== Objective ==
Search the listing for "JFRP" and copy every line where it appears.

== Data shown ==

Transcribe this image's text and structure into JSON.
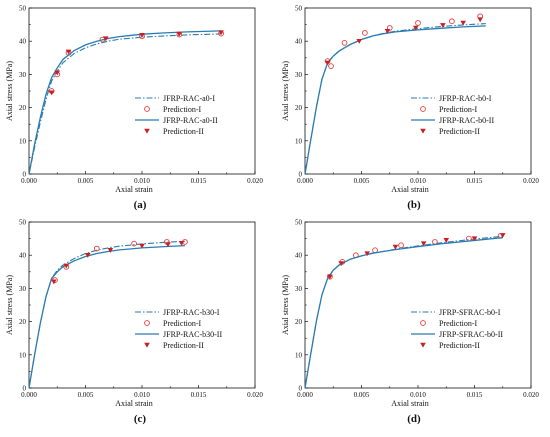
{
  "chart_data": [
    {
      "type": "line",
      "panel_label": "(a)",
      "xlabel": "Axial strain",
      "ylabel": "Axial stress (MPa)",
      "xlim": [
        0,
        0.02
      ],
      "ylim": [
        0,
        50
      ],
      "x_ticks": [
        "0.000",
        "0.005",
        "0.010",
        "0.015",
        "0.020"
      ],
      "y_ticks": [
        "0",
        "10",
        "20",
        "30",
        "40",
        "50"
      ],
      "legend_position": "center-right",
      "series": [
        {
          "name": "JFRP-RAC-a0-I",
          "style": "dashdot",
          "color": "#2b7bb0",
          "points": [
            [
              0,
              0
            ],
            [
              0.0005,
              8
            ],
            [
              0.001,
              15.5
            ],
            [
              0.0015,
              22.5
            ],
            [
              0.002,
              28
            ],
            [
              0.0025,
              31
            ],
            [
              0.003,
              33.5
            ],
            [
              0.004,
              36.3
            ],
            [
              0.005,
              38
            ],
            [
              0.006,
              39.2
            ],
            [
              0.007,
              40
            ],
            [
              0.008,
              40.6
            ],
            [
              0.01,
              41.2
            ],
            [
              0.012,
              41.6
            ],
            [
              0.014,
              41.9
            ],
            [
              0.017,
              42.2
            ]
          ]
        },
        {
          "name": "Prediction-I",
          "marker": "circle-open",
          "color": "#e83b3b",
          "points": [
            [
              0.002,
              25
            ],
            [
              0.0025,
              30
            ],
            [
              0.0035,
              36.5
            ],
            [
              0.0065,
              40.5
            ],
            [
              0.01,
              41.5
            ],
            [
              0.0133,
              42
            ],
            [
              0.017,
              42.3
            ]
          ]
        },
        {
          "name": "JFRP-RAC-a0-II",
          "style": "solid",
          "color": "#2b7bb0",
          "points": [
            [
              0,
              0
            ],
            [
              0.0005,
              9
            ],
            [
              0.001,
              17
            ],
            [
              0.0015,
              24
            ],
            [
              0.002,
              29
            ],
            [
              0.0025,
              32
            ],
            [
              0.003,
              34.5
            ],
            [
              0.004,
              37.2
            ],
            [
              0.005,
              38.9
            ],
            [
              0.006,
              40
            ],
            [
              0.007,
              40.8
            ],
            [
              0.008,
              41.4
            ],
            [
              0.01,
              42.1
            ],
            [
              0.012,
              42.5
            ],
            [
              0.014,
              42.8
            ],
            [
              0.017,
              43.1
            ]
          ]
        },
        {
          "name": "Prediction-II",
          "marker": "triangle-down",
          "color": "#cc1f1f",
          "points": [
            [
              0.002,
              24.5
            ],
            [
              0.0025,
              30.5
            ],
            [
              0.0035,
              36.8
            ],
            [
              0.0068,
              40.8
            ],
            [
              0.01,
              41.8
            ],
            [
              0.0133,
              42.2
            ],
            [
              0.017,
              42.6
            ]
          ]
        }
      ]
    },
    {
      "type": "line",
      "panel_label": "(b)",
      "xlabel": "Axial strain",
      "ylabel": "Axial stress (MPa)",
      "xlim": [
        0,
        0.02
      ],
      "ylim": [
        0,
        50
      ],
      "x_ticks": [
        "0.000",
        "0.005",
        "0.010",
        "0.015",
        "0.020"
      ],
      "y_ticks": [
        "0",
        "10",
        "20",
        "30",
        "40",
        "50"
      ],
      "legend_position": "center-right",
      "series": [
        {
          "name": "JFRP-RAC-b0-I",
          "style": "dashdot",
          "color": "#2b7bb0",
          "points": [
            [
              0,
              0
            ],
            [
              0.0005,
              10
            ],
            [
              0.001,
              20
            ],
            [
              0.0015,
              28.5
            ],
            [
              0.002,
              33.5
            ],
            [
              0.0025,
              35.5
            ],
            [
              0.003,
              37
            ],
            [
              0.004,
              39
            ],
            [
              0.005,
              40.5
            ],
            [
              0.006,
              41.6
            ],
            [
              0.007,
              42.4
            ],
            [
              0.008,
              43
            ],
            [
              0.01,
              43.8
            ],
            [
              0.012,
              44.4
            ],
            [
              0.014,
              44.9
            ],
            [
              0.016,
              45.3
            ]
          ]
        },
        {
          "name": "Prediction-I",
          "marker": "circle-open",
          "color": "#e83b3b",
          "points": [
            [
              0.002,
              34
            ],
            [
              0.0023,
              32.5
            ],
            [
              0.0035,
              39.5
            ],
            [
              0.0053,
              42.5
            ],
            [
              0.0075,
              44
            ],
            [
              0.01,
              45.5
            ],
            [
              0.013,
              46
            ],
            [
              0.0155,
              47.5
            ]
          ]
        },
        {
          "name": "JFRP-RAC-b0-II",
          "style": "solid",
          "color": "#2b7bb0",
          "points": [
            [
              0,
              0
            ],
            [
              0.0005,
              10
            ],
            [
              0.001,
              20
            ],
            [
              0.0015,
              28.5
            ],
            [
              0.002,
              33.5
            ],
            [
              0.0025,
              35.5
            ],
            [
              0.003,
              37
            ],
            [
              0.004,
              39
            ],
            [
              0.005,
              40.5
            ],
            [
              0.006,
              41.6
            ],
            [
              0.007,
              42.3
            ],
            [
              0.008,
              42.8
            ],
            [
              0.01,
              43.4
            ],
            [
              0.012,
              43.9
            ],
            [
              0.014,
              44.3
            ],
            [
              0.016,
              44.6
            ]
          ]
        },
        {
          "name": "Prediction-II",
          "marker": "triangle-down",
          "color": "#cc1f1f",
          "points": [
            [
              0.002,
              33.5
            ],
            [
              0.0048,
              40
            ],
            [
              0.0073,
              43
            ],
            [
              0.0098,
              44
            ],
            [
              0.0122,
              44.8
            ],
            [
              0.014,
              45.5
            ],
            [
              0.0155,
              46.5
            ]
          ]
        }
      ]
    },
    {
      "type": "line",
      "panel_label": "(c)",
      "xlabel": "Axial strain",
      "ylabel": "Axial stress (MPa)",
      "xlim": [
        0,
        0.02
      ],
      "ylim": [
        0,
        50
      ],
      "x_ticks": [
        "0.000",
        "0.005",
        "0.010",
        "0.015",
        "0.020"
      ],
      "y_ticks": [
        "0",
        "10",
        "20",
        "30",
        "40",
        "50"
      ],
      "legend_position": "center-right",
      "series": [
        {
          "name": "JFRP-RAC-b30-I",
          "style": "dashdot",
          "color": "#2b7bb0",
          "points": [
            [
              0,
              0
            ],
            [
              0.0005,
              10
            ],
            [
              0.001,
              19.5
            ],
            [
              0.0015,
              27.5
            ],
            [
              0.002,
              33
            ],
            [
              0.0025,
              35.5
            ],
            [
              0.003,
              37
            ],
            [
              0.004,
              39
            ],
            [
              0.005,
              40.5
            ],
            [
              0.006,
              41.5
            ],
            [
              0.007,
              42.2
            ],
            [
              0.008,
              42.7
            ],
            [
              0.01,
              43.4
            ],
            [
              0.012,
              43.9
            ],
            [
              0.0138,
              44.2
            ]
          ]
        },
        {
          "name": "Prediction-I",
          "marker": "circle-open",
          "color": "#e83b3b",
          "points": [
            [
              0.0023,
              32.5
            ],
            [
              0.0033,
              36.5
            ],
            [
              0.006,
              42
            ],
            [
              0.0093,
              43.5
            ],
            [
              0.0122,
              44
            ],
            [
              0.0138,
              44
            ]
          ]
        },
        {
          "name": "JFRP-RAC-b30-II",
          "style": "solid",
          "color": "#2b7bb0",
          "points": [
            [
              0,
              0
            ],
            [
              0.0005,
              10
            ],
            [
              0.001,
              19.5
            ],
            [
              0.0015,
              27.5
            ],
            [
              0.002,
              33
            ],
            [
              0.0025,
              35
            ],
            [
              0.003,
              36.5
            ],
            [
              0.004,
              38.3
            ],
            [
              0.005,
              39.6
            ],
            [
              0.006,
              40.5
            ],
            [
              0.007,
              41.1
            ],
            [
              0.008,
              41.6
            ],
            [
              0.01,
              42.2
            ],
            [
              0.012,
              42.6
            ],
            [
              0.0138,
              42.9
            ]
          ]
        },
        {
          "name": "Prediction-II",
          "marker": "triangle-down",
          "color": "#cc1f1f",
          "points": [
            [
              0.0022,
              32
            ],
            [
              0.0033,
              36.8
            ],
            [
              0.0052,
              40
            ],
            [
              0.0072,
              41.5
            ],
            [
              0.01,
              42.8
            ],
            [
              0.0123,
              43.2
            ],
            [
              0.0135,
              43.6
            ]
          ]
        }
      ]
    },
    {
      "type": "line",
      "panel_label": "(d)",
      "xlabel": "Axial strain",
      "ylabel": "Axial stress (MPa)",
      "xlim": [
        0,
        0.02
      ],
      "ylim": [
        0,
        50
      ],
      "x_ticks": [
        "0.000",
        "0.005",
        "0.010",
        "0.015",
        "0.020"
      ],
      "y_ticks": [
        "0",
        "10",
        "20",
        "30",
        "40",
        "50"
      ],
      "legend_position": "center-right",
      "series": [
        {
          "name": "JFRP-SFRAC-b0-I",
          "style": "dashdot",
          "color": "#2b7bb0",
          "points": [
            [
              0,
              0
            ],
            [
              0.0005,
              10
            ],
            [
              0.001,
              20
            ],
            [
              0.0015,
              28
            ],
            [
              0.002,
              33
            ],
            [
              0.0025,
              35.5
            ],
            [
              0.003,
              37
            ],
            [
              0.004,
              38.8
            ],
            [
              0.005,
              39.8
            ],
            [
              0.006,
              40.6
            ],
            [
              0.008,
              41.8
            ],
            [
              0.01,
              42.8
            ],
            [
              0.012,
              43.7
            ],
            [
              0.014,
              44.5
            ],
            [
              0.016,
              45.2
            ],
            [
              0.0175,
              45.7
            ]
          ]
        },
        {
          "name": "Prediction-I",
          "marker": "circle-open",
          "color": "#e83b3b",
          "points": [
            [
              0.0022,
              33.5
            ],
            [
              0.0033,
              38
            ],
            [
              0.0045,
              40
            ],
            [
              0.0062,
              41.5
            ],
            [
              0.0085,
              43
            ],
            [
              0.0115,
              44
            ],
            [
              0.0145,
              45
            ],
            [
              0.0173,
              45.8
            ]
          ]
        },
        {
          "name": "JFRP-SFRAC-b0-II",
          "style": "solid",
          "color": "#2b7bb0",
          "points": [
            [
              0,
              0
            ],
            [
              0.0005,
              10
            ],
            [
              0.001,
              20
            ],
            [
              0.0015,
              28
            ],
            [
              0.002,
              33
            ],
            [
              0.0025,
              35.5
            ],
            [
              0.003,
              37
            ],
            [
              0.004,
              38.8
            ],
            [
              0.005,
              39.8
            ],
            [
              0.006,
              40.6
            ],
            [
              0.008,
              41.7
            ],
            [
              0.01,
              42.6
            ],
            [
              0.012,
              43.4
            ],
            [
              0.014,
              44.1
            ],
            [
              0.016,
              44.8
            ],
            [
              0.0175,
              45.3
            ]
          ]
        },
        {
          "name": "Prediction-II",
          "marker": "triangle-down",
          "color": "#cc1f1f",
          "points": [
            [
              0.0022,
              33.5
            ],
            [
              0.0032,
              37.5
            ],
            [
              0.0055,
              40.5
            ],
            [
              0.008,
              42.5
            ],
            [
              0.0105,
              43.5
            ],
            [
              0.0125,
              44.5
            ],
            [
              0.015,
              45
            ],
            [
              0.0175,
              46
            ]
          ]
        }
      ]
    }
  ]
}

== Result below ==
          "name": "JFRP-RAC-a0-I",
          "name": "JFRP-RAC-a0-II",
          "name": "JFRP-RAC-b0-I",
          "name": "JFRP-RAC-b0-II",
          "name": "JFRP-RAC-b30-I",
          "name": "JFRP-RAC-b30-II",
          "name": "JFRP-SFRAC-b0-I",
          "name": "JFRP-SFRAC-b0-II",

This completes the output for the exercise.